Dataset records

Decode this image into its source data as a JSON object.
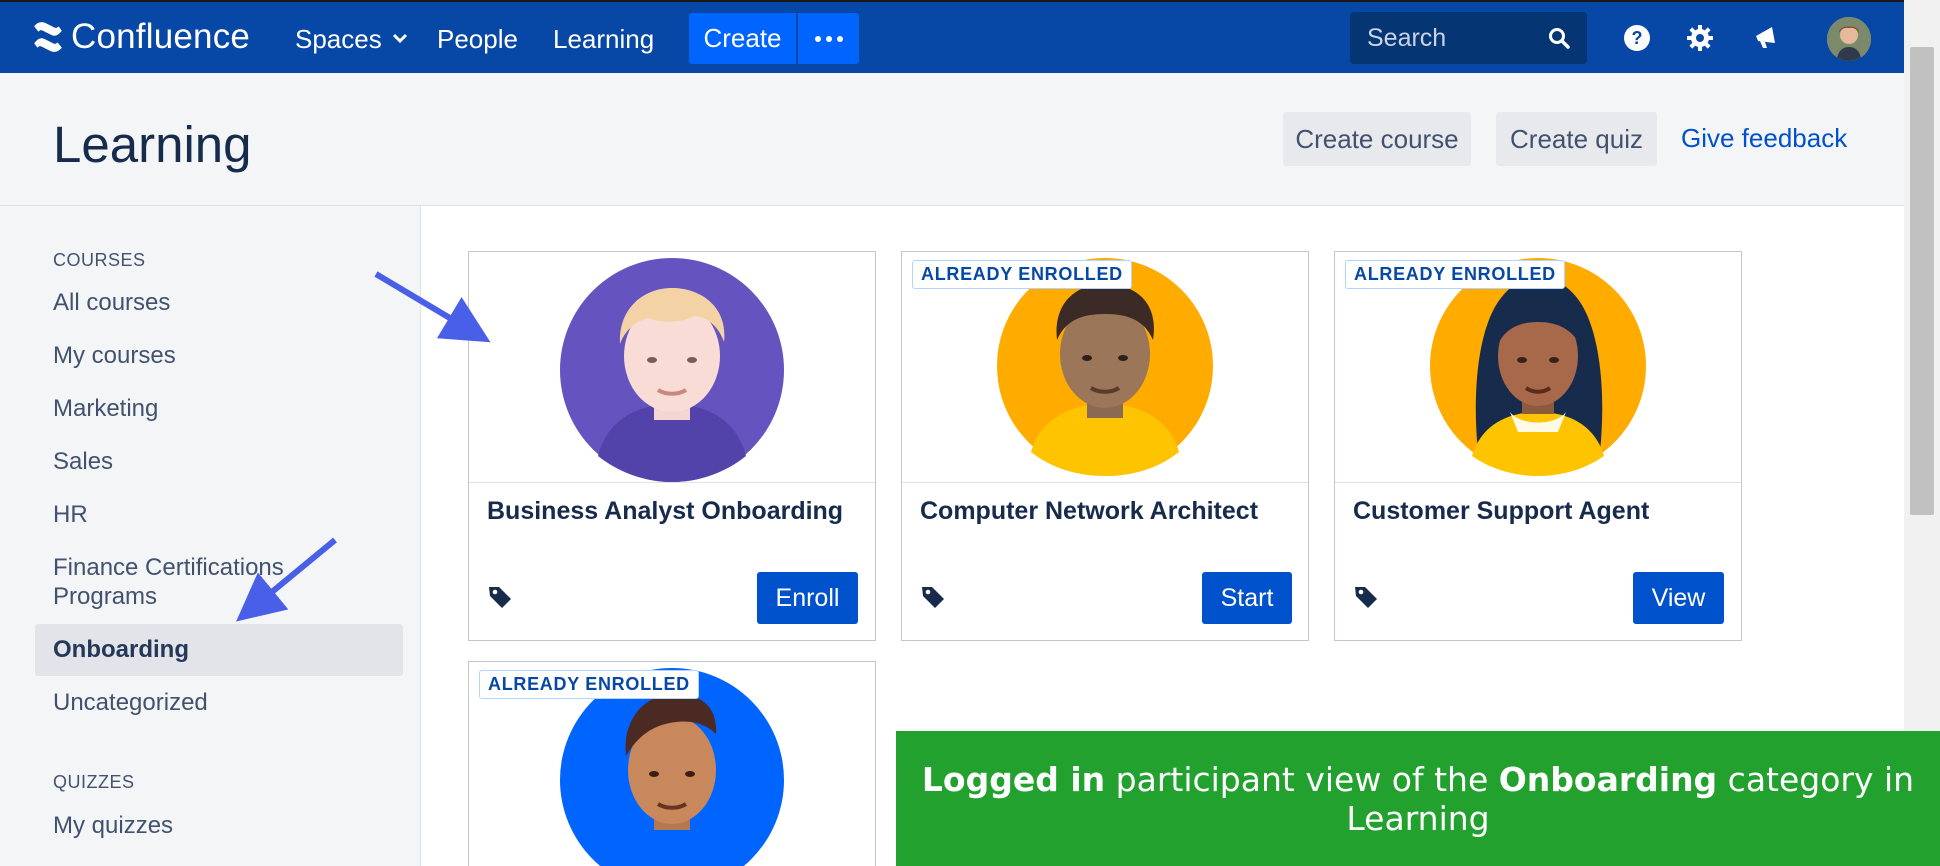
{
  "nav": {
    "logo_text": "Confluence",
    "spaces": "Spaces",
    "people": "People",
    "learning": "Learning",
    "create": "Create",
    "search_placeholder": "Search"
  },
  "header": {
    "title": "Learning",
    "create_course": "Create course",
    "create_quiz": "Create quiz",
    "give_feedback": "Give feedback"
  },
  "sidebar": {
    "courses_heading": "COURSES",
    "items": [
      "All courses",
      "My courses",
      "Marketing",
      "Sales",
      "HR",
      "Finance Certifications Programs",
      "Onboarding",
      "Uncategorized"
    ],
    "active": "Onboarding",
    "quizzes_heading": "QUIZZES",
    "quiz_items": [
      "My quizzes"
    ]
  },
  "cards": [
    {
      "title": "Business Analyst Onboarding",
      "badge": "",
      "button": "Enroll",
      "avatar_bg": "#6554c0"
    },
    {
      "title": "Computer Network Architect",
      "badge": "ALREADY ENROLLED",
      "button": "Start",
      "avatar_bg": "#ffab00"
    },
    {
      "title": "Customer Support Agent",
      "badge": "ALREADY ENROLLED",
      "button": "View",
      "avatar_bg": "#ffab00"
    },
    {
      "title": "",
      "badge": "ALREADY ENROLLED",
      "button": "",
      "avatar_bg": "#0065ff"
    }
  ],
  "caption": {
    "bold1": "Logged in",
    "text1": " participant view of the ",
    "bold2": "Onboarding",
    "text2": " category in Learning"
  },
  "colors": {
    "nav_bg": "#0747a6",
    "primary": "#0052cc",
    "caption_bg": "#22a12f",
    "arrow": "#4a5fe8"
  }
}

WHAT THIS TASK INVOLVES
Copy the material exactly. Do not include the pictures.

SOLUTION TO THIS PROBLEM
Decode this image into its source data as a JSON object.
{
  "nav": {
    "logo_text": "Confluence",
    "spaces": "Spaces",
    "people": "People",
    "learning": "Learning",
    "create": "Create",
    "search_placeholder": "Search"
  },
  "header": {
    "title": "Learning",
    "create_course": "Create course",
    "create_quiz": "Create quiz",
    "give_feedback": "Give feedback"
  },
  "sidebar": {
    "courses_heading": "COURSES",
    "items": [
      "All courses",
      "My courses",
      "Marketing",
      "Sales",
      "HR",
      "Finance Certifications Programs",
      "Onboarding",
      "Uncategorized"
    ],
    "active": "Onboarding",
    "quizzes_heading": "QUIZZES",
    "quiz_items": [
      "My quizzes"
    ]
  },
  "cards": [
    {
      "title": "Business Analyst Onboarding",
      "badge": "",
      "button": "Enroll",
      "avatar_bg": "#6554c0"
    },
    {
      "title": "Computer Network Architect",
      "badge": "ALREADY ENROLLED",
      "button": "Start",
      "avatar_bg": "#ffab00"
    },
    {
      "title": "Customer Support Agent",
      "badge": "ALREADY ENROLLED",
      "button": "View",
      "avatar_bg": "#ffab00"
    },
    {
      "title": "",
      "badge": "ALREADY ENROLLED",
      "button": "",
      "avatar_bg": "#0065ff"
    }
  ],
  "caption": {
    "bold1": "Logged in",
    "text1": " participant view of the ",
    "bold2": "Onboarding",
    "text2": " category in Learning"
  },
  "colors": {
    "nav_bg": "#0747a6",
    "primary": "#0052cc",
    "caption_bg": "#22a12f",
    "arrow": "#4a5fe8"
  }
}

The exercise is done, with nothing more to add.